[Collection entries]
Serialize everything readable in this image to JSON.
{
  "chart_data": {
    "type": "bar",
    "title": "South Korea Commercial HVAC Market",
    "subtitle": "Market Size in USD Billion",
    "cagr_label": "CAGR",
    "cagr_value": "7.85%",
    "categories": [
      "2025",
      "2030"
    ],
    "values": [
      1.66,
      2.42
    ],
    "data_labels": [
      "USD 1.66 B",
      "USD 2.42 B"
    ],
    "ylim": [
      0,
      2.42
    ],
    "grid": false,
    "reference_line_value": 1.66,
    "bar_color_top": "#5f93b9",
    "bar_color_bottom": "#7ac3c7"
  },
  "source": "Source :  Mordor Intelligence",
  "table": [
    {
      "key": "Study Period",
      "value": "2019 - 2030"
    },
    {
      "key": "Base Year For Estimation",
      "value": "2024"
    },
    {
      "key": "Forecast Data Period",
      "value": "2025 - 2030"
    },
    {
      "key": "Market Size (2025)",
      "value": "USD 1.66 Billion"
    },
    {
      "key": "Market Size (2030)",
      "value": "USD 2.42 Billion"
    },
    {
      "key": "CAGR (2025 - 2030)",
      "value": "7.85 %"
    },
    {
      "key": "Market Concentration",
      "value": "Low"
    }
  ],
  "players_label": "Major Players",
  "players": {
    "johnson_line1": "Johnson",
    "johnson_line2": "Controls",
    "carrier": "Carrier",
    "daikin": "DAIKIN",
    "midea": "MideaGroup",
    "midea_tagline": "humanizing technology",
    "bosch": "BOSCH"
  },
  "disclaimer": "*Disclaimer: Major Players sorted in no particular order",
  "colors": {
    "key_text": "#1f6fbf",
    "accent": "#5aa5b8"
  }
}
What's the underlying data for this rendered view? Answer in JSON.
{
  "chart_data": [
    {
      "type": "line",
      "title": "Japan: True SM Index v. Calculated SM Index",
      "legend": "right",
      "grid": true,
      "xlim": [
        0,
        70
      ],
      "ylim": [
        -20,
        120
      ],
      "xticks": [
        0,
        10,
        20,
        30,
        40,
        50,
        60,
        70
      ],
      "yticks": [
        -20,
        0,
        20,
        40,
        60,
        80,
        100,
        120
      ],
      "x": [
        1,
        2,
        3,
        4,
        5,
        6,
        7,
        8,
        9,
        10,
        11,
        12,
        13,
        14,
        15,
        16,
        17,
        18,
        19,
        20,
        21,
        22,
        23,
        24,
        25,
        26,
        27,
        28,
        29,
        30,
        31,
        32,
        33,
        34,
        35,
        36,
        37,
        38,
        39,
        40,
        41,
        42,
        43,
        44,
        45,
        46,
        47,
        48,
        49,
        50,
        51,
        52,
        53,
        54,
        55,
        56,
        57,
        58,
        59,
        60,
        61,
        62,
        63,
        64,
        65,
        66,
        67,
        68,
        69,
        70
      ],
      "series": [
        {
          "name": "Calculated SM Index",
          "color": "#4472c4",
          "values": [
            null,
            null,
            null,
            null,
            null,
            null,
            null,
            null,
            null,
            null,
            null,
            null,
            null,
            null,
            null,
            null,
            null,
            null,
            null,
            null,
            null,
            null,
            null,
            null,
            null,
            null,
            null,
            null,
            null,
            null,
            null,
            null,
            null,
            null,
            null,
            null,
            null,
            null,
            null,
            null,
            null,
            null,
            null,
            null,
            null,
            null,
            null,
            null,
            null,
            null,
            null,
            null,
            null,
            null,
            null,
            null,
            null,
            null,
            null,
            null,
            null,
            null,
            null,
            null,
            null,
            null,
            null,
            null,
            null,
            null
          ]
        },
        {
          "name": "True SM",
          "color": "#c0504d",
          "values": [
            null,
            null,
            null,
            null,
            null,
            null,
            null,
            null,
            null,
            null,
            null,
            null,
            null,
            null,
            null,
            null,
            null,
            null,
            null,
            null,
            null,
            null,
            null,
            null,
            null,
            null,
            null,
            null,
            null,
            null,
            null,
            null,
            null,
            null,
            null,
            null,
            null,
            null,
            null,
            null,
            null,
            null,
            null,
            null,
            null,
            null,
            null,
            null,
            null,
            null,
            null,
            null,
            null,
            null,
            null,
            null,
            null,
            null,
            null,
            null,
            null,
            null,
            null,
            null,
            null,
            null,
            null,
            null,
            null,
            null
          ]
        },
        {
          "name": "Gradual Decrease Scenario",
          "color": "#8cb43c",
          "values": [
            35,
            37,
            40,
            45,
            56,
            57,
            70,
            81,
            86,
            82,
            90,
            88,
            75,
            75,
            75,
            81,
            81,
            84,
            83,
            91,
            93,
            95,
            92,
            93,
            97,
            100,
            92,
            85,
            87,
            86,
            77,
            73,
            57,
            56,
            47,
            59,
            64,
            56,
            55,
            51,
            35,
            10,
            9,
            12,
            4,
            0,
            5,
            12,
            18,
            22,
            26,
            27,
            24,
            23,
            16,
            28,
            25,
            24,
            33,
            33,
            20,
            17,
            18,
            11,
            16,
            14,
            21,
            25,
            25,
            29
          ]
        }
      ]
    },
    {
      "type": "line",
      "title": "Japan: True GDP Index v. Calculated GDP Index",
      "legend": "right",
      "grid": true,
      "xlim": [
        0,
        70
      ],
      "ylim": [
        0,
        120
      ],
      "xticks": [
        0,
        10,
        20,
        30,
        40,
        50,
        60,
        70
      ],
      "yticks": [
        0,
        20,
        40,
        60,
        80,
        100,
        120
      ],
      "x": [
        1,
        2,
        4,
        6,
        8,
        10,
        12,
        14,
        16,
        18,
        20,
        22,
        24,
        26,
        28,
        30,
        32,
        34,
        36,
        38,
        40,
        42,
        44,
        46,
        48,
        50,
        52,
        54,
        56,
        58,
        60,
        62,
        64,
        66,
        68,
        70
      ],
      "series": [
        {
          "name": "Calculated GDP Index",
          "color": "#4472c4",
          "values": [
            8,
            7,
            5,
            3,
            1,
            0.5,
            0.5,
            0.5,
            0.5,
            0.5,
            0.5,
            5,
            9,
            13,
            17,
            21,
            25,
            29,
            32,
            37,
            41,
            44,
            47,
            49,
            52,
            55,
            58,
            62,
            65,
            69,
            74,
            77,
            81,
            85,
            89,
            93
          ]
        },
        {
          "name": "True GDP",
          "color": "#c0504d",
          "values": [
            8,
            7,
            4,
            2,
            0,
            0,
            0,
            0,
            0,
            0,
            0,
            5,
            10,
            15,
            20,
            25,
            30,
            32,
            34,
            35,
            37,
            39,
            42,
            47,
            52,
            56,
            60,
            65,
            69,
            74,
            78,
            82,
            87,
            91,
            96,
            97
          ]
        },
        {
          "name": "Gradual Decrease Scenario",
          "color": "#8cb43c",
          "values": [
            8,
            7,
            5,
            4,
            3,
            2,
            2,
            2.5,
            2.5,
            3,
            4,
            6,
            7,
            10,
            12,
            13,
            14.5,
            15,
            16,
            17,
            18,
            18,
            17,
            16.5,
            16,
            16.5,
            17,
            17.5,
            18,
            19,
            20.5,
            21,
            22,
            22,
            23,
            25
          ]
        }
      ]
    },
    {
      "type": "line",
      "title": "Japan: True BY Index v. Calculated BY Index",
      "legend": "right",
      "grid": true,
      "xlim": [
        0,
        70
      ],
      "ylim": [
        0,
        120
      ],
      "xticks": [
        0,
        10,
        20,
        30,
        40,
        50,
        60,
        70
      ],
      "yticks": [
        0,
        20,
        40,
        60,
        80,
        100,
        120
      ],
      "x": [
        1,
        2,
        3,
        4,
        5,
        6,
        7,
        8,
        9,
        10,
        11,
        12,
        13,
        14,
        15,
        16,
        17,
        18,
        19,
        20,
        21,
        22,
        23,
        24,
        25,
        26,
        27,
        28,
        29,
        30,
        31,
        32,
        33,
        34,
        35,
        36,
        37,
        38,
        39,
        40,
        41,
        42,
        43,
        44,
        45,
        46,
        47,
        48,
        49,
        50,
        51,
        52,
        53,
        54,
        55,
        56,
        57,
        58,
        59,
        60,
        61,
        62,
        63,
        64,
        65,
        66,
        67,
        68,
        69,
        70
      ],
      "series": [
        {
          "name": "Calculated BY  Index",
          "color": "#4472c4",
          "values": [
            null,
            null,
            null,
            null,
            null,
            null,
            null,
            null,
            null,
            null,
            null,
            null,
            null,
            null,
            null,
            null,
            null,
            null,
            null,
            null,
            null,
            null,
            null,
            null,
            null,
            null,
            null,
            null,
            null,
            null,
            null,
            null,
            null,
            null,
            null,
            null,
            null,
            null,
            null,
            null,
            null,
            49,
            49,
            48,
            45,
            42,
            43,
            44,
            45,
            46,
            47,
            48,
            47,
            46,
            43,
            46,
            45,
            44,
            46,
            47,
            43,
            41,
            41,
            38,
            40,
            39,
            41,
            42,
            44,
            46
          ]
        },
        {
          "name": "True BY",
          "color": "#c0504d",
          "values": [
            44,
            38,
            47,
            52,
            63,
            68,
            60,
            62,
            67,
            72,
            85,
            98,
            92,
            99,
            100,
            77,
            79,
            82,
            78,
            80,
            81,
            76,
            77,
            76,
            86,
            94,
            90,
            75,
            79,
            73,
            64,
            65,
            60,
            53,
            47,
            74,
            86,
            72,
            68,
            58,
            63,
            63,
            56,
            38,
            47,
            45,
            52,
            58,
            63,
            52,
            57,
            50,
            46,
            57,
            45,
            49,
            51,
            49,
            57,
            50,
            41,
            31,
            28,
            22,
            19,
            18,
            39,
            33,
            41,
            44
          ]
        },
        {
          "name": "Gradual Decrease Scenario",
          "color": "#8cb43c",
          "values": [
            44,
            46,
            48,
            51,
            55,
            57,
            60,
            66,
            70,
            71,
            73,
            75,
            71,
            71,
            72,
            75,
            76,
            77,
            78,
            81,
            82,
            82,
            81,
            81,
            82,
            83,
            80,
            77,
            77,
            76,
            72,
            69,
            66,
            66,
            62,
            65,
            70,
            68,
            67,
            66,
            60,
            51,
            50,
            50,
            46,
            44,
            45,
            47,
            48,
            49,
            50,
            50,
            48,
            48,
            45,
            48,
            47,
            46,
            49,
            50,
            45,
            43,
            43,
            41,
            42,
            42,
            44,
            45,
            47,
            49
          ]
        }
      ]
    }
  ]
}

▸ **Stated goal**: Collect the lines of the records that include the string "this".

▸ **Problem solution**:
Serialize everything readable in this image to JSON.
What's the underlying data for this rendered view? Answer in JSON.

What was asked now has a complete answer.